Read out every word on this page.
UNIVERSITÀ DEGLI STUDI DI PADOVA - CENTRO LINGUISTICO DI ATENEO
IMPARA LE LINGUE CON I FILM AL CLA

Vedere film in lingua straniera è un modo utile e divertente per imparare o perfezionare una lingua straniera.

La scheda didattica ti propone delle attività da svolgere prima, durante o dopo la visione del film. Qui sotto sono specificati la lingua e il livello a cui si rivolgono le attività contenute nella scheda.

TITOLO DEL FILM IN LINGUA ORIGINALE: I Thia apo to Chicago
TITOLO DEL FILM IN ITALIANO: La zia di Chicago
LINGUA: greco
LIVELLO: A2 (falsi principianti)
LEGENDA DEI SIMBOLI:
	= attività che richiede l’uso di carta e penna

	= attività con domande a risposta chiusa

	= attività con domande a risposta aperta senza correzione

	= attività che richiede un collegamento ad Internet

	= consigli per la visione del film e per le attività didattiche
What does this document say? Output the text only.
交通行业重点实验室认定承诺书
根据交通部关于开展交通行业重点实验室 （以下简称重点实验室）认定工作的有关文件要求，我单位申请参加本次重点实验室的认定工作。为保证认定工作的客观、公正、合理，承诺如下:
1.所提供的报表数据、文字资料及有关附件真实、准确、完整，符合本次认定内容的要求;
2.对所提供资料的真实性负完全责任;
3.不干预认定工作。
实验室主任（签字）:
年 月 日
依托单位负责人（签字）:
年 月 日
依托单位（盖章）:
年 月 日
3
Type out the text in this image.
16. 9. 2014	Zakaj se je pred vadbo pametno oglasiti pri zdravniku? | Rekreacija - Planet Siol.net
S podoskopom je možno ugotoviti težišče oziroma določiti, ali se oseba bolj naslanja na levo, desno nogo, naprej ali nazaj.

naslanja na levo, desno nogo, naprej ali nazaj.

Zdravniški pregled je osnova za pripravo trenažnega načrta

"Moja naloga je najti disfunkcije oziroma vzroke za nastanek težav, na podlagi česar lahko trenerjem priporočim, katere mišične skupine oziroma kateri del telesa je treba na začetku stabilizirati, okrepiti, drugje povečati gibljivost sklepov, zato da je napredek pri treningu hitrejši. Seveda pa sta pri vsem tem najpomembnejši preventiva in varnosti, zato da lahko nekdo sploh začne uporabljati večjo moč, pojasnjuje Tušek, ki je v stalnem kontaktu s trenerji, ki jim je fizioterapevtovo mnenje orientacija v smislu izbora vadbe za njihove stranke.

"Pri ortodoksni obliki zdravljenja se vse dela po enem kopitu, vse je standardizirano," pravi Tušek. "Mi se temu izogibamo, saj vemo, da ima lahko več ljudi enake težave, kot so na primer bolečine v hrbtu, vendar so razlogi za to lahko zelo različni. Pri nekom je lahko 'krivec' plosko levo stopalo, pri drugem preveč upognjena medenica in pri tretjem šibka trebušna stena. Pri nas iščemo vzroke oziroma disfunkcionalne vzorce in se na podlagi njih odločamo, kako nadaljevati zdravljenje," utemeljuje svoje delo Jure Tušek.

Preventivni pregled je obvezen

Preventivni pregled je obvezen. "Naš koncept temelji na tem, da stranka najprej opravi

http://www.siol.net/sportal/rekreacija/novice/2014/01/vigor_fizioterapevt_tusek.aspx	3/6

######

Task instructions
Make an exact copy of the material above.

Exercise answer
Read out every word on this page.
UNIVERSITÀ DEGLI STUDI DI PADOVA - CENTRO LINGUISTICO DI ATENEO
IMPARA LE LINGUE CON I FILM AL CLA

Vedere film in lingua straniera è un modo utile e divertente per imparare o perfezionare una lingua straniera.

La scheda didattica ti propone delle attività da svolgere prima, durante o dopo la visione del film. Qui sotto sono specificati la lingua e il livello a cui si rivolgono le attività contenute nella scheda.

TITOLO DEL FILM IN LINGUA ORIGINALE: I Thia apo to Chicago
TITOLO DEL FILM IN ITALIANO: La zia di Chicago
LINGUA: greco
LIVELLO: A2 (falsi principianti)
LEGENDA DEI SIMBOLI:
	= attività che richiede l’uso di carta e penna

	= attività con domande a risposta chiusa

	= attività con domande a risposta aperta senza correzione

	= attività che richiede un collegamento ad Internet

	= consigli per la visione del film e per le attività didattiche
What does this document say? Output the text only.
交通行业重点实验室认定承诺书
根据交通部关于开展交通行业重点实验室 （以下简称重点实验室）认定工作的有关文件要求，我单位申请参加本次重点实验室的认定工作。为保证认定工作的客观、公正、合理，承诺如下:
1.所提供的报表数据、文字资料及有关附件真实、准确、完整，符合本次认定内容的要求;
2.对所提供资料的真实性负完全责任;
3.不干预认定工作。
实验室主任（签字）:
年 月 日
依托单位负责人（签字）:
年 月 日
依托单位（盖章）:
年 月 日
3
Type out the text in this image.
16. 9. 2014	Zakaj se je pred vadbo pametno oglasiti pri zdravniku? | Rekreacija - Planet Siol.net
S podoskopom je možno ugotoviti težišče oziroma določiti, ali se oseba bolj naslanja na levo, desno nogo, naprej ali nazaj.

naslanja na levo, desno nogo, naprej ali nazaj.

Zdravniški pregled je osnova za pripravo trenažnega načrta

"Moja naloga je najti disfunkcije oziroma vzroke za nastanek težav, na podlagi česar lahko trenerjem priporočim, katere mišične skupine oziroma kateri del telesa je treba na začetku stabilizirati, okrepiti, drugje povečati gibljivost sklepov, zato da je napredek pri treningu hitrejši. Seveda pa sta pri vsem tem najpomembnejši preventiva in varnosti, zato da lahko nekdo sploh začne uporabljati večjo moč, pojasnjuje Tušek, ki je v stalnem kontaktu s trenerji, ki jim je fizioterapevtovo mnenje orientacija v smislu izbora vadbe za njihove stranke.

"Pri ortodoksni obliki zdravljenja se vse dela po enem kopitu, vse je standardizirano," pravi Tušek. "Mi se temu izogibamo, saj vemo, da ima lahko več ljudi enake težave, kot so na primer bolečine v hrbtu, vendar so razlogi za to lahko zelo različni. Pri nekom je lahko 'krivec' plosko levo stopalo, pri drugem preveč upognjena medenica in pri tretjem šibka trebušna stena. Pri nas iščemo vzroke oziroma disfunkcionalne vzorce in se na podlagi njih odločamo, kako nadaljevati zdravljenje," utemeljuje svoje delo Jure Tušek.

Preventivni pregled je obvezen

Preventivni pregled je obvezen. "Naš koncept temelji na tem, da stranka najprej opravi

http://www.siol.net/sportal/rekreacija/novice/2014/01/vigor_fizioterapevt_tusek.aspx	3/6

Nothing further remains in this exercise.